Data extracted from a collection
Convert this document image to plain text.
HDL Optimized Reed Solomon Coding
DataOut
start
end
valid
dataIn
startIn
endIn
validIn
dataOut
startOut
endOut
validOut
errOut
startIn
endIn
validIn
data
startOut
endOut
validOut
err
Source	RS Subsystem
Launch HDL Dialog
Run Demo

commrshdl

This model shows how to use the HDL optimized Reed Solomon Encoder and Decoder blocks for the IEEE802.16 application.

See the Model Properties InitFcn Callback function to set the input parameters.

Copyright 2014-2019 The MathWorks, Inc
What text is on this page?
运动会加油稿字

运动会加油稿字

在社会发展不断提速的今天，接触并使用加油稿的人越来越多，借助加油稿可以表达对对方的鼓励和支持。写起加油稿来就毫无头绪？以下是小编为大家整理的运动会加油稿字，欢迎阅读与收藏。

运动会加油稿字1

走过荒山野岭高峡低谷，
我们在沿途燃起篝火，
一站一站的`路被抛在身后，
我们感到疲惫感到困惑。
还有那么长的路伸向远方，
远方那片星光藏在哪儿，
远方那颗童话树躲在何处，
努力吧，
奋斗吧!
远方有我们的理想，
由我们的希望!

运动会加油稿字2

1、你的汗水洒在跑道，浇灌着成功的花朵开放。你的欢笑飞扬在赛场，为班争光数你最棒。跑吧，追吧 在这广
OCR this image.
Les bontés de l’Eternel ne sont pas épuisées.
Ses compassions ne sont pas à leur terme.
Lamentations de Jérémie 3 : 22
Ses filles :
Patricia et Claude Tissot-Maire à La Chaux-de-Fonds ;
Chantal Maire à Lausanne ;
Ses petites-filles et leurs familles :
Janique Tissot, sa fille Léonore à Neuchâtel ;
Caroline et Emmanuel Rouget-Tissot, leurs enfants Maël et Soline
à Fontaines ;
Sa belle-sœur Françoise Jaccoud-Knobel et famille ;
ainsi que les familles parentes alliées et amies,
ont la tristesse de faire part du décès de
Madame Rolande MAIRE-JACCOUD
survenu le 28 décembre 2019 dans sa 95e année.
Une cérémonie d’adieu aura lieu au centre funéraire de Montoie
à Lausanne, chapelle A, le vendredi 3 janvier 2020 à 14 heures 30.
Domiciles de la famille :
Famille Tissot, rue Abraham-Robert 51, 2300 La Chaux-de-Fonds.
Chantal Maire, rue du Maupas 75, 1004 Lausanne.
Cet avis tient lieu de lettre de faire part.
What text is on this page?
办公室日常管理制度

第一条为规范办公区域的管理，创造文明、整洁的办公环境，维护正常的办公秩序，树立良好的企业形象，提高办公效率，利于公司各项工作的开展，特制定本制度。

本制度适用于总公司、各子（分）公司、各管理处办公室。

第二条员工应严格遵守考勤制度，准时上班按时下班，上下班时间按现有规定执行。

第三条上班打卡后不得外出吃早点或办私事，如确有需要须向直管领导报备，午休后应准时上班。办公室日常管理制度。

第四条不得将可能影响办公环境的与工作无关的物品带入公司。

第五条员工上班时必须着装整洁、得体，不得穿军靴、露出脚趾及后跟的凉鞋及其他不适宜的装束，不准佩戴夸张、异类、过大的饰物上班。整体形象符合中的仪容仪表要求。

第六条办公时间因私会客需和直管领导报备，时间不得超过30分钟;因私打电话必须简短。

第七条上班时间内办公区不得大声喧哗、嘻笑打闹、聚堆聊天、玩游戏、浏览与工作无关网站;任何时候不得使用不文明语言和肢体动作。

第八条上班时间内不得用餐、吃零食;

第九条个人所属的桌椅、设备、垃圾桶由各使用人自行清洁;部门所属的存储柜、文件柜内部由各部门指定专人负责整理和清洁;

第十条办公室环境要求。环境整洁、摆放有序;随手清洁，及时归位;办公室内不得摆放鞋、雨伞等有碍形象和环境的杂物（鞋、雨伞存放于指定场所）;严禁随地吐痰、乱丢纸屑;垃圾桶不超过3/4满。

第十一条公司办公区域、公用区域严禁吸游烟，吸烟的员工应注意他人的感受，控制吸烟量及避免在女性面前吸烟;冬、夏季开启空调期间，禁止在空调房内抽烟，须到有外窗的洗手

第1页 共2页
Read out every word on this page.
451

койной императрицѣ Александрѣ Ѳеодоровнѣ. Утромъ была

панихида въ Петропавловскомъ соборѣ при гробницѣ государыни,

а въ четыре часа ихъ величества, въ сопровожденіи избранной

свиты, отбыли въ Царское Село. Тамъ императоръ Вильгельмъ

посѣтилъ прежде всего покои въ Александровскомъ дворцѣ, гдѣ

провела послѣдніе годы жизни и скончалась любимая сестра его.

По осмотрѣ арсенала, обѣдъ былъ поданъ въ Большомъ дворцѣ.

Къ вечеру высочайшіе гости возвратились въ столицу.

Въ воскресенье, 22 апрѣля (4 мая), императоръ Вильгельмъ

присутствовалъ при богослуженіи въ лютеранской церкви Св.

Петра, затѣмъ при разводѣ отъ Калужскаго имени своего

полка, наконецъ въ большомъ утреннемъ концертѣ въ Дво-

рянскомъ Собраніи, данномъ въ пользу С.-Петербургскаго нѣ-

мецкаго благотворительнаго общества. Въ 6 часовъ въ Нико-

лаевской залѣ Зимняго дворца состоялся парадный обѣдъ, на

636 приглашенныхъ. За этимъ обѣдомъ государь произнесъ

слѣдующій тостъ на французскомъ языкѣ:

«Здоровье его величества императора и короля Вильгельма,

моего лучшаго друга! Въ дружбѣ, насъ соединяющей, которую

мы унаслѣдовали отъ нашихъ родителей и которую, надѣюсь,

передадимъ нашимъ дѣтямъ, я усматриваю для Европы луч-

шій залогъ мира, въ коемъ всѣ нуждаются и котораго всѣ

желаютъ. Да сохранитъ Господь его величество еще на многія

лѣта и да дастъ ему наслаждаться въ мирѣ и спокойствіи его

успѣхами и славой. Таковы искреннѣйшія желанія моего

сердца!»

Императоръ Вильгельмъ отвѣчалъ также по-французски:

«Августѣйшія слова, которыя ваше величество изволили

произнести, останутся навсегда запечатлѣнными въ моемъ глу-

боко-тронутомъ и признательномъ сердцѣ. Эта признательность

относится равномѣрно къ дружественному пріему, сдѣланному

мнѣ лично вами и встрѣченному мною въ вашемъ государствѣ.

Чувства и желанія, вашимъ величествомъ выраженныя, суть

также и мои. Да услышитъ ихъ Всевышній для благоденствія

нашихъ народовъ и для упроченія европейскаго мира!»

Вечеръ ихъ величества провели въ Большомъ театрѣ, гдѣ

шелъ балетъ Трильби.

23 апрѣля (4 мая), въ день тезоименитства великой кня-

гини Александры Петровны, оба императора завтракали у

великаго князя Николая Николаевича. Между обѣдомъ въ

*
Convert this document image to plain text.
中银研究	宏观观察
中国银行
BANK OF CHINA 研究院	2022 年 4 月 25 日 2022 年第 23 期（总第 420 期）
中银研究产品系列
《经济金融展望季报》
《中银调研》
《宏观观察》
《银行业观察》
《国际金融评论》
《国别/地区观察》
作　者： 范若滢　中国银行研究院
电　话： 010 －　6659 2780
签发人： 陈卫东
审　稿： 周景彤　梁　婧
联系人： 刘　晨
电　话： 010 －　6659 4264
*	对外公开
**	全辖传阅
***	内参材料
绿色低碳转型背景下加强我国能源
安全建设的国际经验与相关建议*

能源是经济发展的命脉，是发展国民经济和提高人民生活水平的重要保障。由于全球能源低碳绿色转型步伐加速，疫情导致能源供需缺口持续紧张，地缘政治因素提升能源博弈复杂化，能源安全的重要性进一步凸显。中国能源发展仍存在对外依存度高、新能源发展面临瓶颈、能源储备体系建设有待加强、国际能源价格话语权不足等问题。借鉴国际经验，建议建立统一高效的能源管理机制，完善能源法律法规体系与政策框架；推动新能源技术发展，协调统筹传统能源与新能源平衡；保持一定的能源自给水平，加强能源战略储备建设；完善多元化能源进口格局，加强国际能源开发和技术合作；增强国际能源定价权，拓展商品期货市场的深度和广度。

• [Your objective]:
Track down every line with the word "мира" and copy it.

• [Final result]:
шій залогъ мира, въ коемъ всѣ нуждаются и котораго всѣ
нашихъ народовъ и для упроченія европейскаго мира!»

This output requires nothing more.